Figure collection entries
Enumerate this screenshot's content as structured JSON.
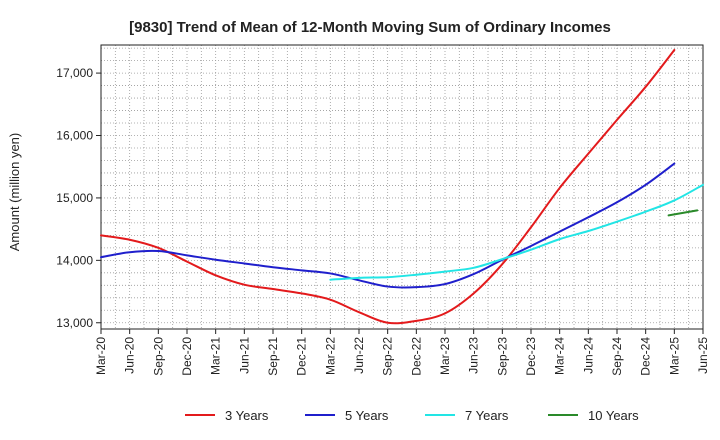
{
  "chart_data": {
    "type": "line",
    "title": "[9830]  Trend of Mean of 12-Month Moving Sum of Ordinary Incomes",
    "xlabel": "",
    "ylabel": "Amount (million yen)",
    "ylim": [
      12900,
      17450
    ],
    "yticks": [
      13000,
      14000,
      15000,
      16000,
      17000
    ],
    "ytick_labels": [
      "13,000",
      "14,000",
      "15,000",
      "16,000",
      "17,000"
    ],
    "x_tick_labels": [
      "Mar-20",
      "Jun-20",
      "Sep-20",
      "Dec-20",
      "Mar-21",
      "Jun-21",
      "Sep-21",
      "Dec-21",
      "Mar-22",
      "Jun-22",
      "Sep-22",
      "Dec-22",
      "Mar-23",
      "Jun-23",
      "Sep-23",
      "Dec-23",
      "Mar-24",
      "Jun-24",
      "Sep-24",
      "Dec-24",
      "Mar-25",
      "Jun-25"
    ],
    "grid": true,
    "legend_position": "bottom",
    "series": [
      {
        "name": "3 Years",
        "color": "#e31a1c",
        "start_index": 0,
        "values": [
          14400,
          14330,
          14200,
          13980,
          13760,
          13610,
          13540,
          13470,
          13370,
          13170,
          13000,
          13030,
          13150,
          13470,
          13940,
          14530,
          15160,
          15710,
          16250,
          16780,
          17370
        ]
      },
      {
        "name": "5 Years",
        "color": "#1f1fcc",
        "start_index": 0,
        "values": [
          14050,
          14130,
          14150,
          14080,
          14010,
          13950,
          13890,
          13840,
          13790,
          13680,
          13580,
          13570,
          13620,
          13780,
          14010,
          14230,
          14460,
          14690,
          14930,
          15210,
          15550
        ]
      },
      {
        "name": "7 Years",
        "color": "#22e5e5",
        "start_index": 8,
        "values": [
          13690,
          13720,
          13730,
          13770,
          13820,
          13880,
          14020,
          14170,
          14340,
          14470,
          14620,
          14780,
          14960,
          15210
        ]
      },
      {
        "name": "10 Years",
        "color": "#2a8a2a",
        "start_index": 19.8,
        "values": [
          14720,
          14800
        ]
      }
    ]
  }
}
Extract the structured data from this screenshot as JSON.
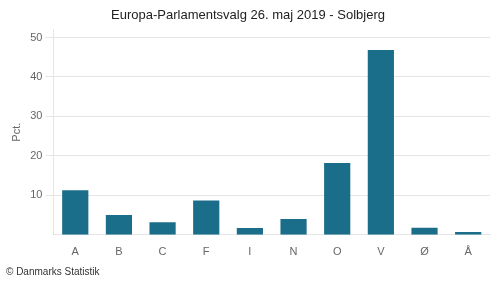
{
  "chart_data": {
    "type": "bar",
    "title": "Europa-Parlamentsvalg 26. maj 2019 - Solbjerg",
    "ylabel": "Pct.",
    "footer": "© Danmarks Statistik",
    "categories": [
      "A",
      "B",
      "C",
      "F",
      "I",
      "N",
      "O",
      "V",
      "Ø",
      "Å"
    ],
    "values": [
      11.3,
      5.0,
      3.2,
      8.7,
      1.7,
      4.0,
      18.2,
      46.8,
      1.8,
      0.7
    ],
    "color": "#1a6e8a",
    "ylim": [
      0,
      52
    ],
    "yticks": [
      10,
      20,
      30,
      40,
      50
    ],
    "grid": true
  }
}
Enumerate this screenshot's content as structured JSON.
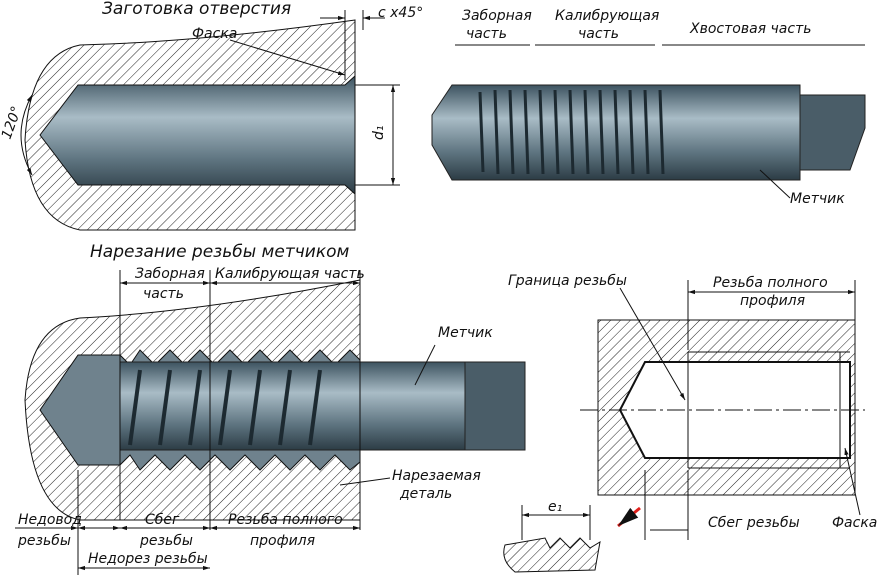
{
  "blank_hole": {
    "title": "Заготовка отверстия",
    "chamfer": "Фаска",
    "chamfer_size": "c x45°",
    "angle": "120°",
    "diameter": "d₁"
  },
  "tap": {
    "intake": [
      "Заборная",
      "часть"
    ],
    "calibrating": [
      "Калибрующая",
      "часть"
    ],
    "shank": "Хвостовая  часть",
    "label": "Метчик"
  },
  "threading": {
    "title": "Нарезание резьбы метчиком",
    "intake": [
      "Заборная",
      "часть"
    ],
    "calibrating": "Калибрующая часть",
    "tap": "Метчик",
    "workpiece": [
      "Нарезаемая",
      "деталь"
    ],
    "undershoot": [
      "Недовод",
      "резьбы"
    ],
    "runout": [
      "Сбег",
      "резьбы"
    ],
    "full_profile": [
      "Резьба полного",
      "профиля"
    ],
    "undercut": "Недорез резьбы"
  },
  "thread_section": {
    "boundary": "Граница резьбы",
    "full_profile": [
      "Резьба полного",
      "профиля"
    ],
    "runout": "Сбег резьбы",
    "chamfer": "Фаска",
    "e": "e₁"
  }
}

WHAT YOU WILL DO:
Quote each line of the listing exactly, but leave the pictures out.

TASK OUTPUT:
Enumerate this screenshot's content as structured JSON.
{
  "chart_data": {
    "type": "line",
    "title": "[9830]  Trend of Mean of 12-Month Moving Sum of Ordinary Incomes",
    "xlabel": "",
    "ylabel": "Amount (million yen)",
    "ylim": [
      12900,
      17450
    ],
    "yticks": [
      13000,
      14000,
      15000,
      16000,
      17000
    ],
    "ytick_labels": [
      "13,000",
      "14,000",
      "15,000",
      "16,000",
      "17,000"
    ],
    "x_tick_labels": [
      "Mar-20",
      "Jun-20",
      "Sep-20",
      "Dec-20",
      "Mar-21",
      "Jun-21",
      "Sep-21",
      "Dec-21",
      "Mar-22",
      "Jun-22",
      "Sep-22",
      "Dec-22",
      "Mar-23",
      "Jun-23",
      "Sep-23",
      "Dec-23",
      "Mar-24",
      "Jun-24",
      "Sep-24",
      "Dec-24",
      "Mar-25",
      "Jun-25"
    ],
    "grid": true,
    "legend_position": "bottom",
    "series": [
      {
        "name": "3 Years",
        "color": "#e31a1c",
        "start_index": 0,
        "values": [
          14400,
          14330,
          14200,
          13980,
          13760,
          13610,
          13540,
          13470,
          13370,
          13170,
          13000,
          13030,
          13150,
          13470,
          13940,
          14530,
          15160,
          15710,
          16250,
          16780,
          17370
        ]
      },
      {
        "name": "5 Years",
        "color": "#1f1fcc",
        "start_index": 0,
        "values": [
          14050,
          14130,
          14150,
          14080,
          14010,
          13950,
          13890,
          13840,
          13790,
          13680,
          13580,
          13570,
          13620,
          13780,
          14010,
          14230,
          14460,
          14690,
          14930,
          15210,
          15550
        ]
      },
      {
        "name": "7 Years",
        "color": "#22e5e5",
        "start_index": 8,
        "values": [
          13690,
          13720,
          13730,
          13770,
          13820,
          13880,
          14020,
          14170,
          14340,
          14470,
          14620,
          14780,
          14960,
          15210
        ]
      },
      {
        "name": "10 Years",
        "color": "#2a8a2a",
        "start_index": 19.8,
        "values": [
          14720,
          14800
        ]
      }
    ]
  }
}
Extract the structured data from this screenshot as JSON.
{
  "chart_data": {
    "type": "bar",
    "title": "Europa-Parlamentsvalg 26. maj 2019 - Solbjerg",
    "ylabel": "Pct.",
    "footer": "© Danmarks Statistik",
    "categories": [
      "A",
      "B",
      "C",
      "F",
      "I",
      "N",
      "O",
      "V",
      "Ø",
      "Å"
    ],
    "values": [
      11.3,
      5.0,
      3.2,
      8.7,
      1.7,
      4.0,
      18.2,
      46.8,
      1.8,
      0.7
    ],
    "color": "#1a6e8a",
    "ylim": [
      0,
      52
    ],
    "yticks": [
      10,
      20,
      30,
      40,
      50
    ],
    "grid": true
  }
}
Enumerate this screenshot's content as structured JSON.
{
  "blank_hole": {
    "title": "Заготовка отверстия",
    "chamfer": "Фаска",
    "chamfer_size": "c x45°",
    "angle": "120°",
    "diameter": "d₁"
  },
  "tap": {
    "intake": [
      "Заборная",
      "часть"
    ],
    "calibrating": [
      "Калибрующая",
      "часть"
    ],
    "shank": "Хвостовая  часть",
    "label": "Метчик"
  },
  "threading": {
    "title": "Нарезание резьбы метчиком",
    "intake": [
      "Заборная",
      "часть"
    ],
    "calibrating": "Калибрующая часть",
    "tap": "Метчик",
    "workpiece": [
      "Нарезаемая",
      "деталь"
    ],
    "undershoot": [
      "Недовод",
      "резьбы"
    ],
    "runout": [
      "Сбег",
      "резьбы"
    ],
    "full_profile": [
      "Резьба полного",
      "профиля"
    ],
    "undercut": "Недорез резьбы"
  },
  "thread_section": {
    "boundary": "Граница резьбы",
    "full_profile": [
      "Резьба полного",
      "профиля"
    ],
    "runout": "Сбег резьбы",
    "chamfer": "Фаска",
    "e": "e₁"
  }
}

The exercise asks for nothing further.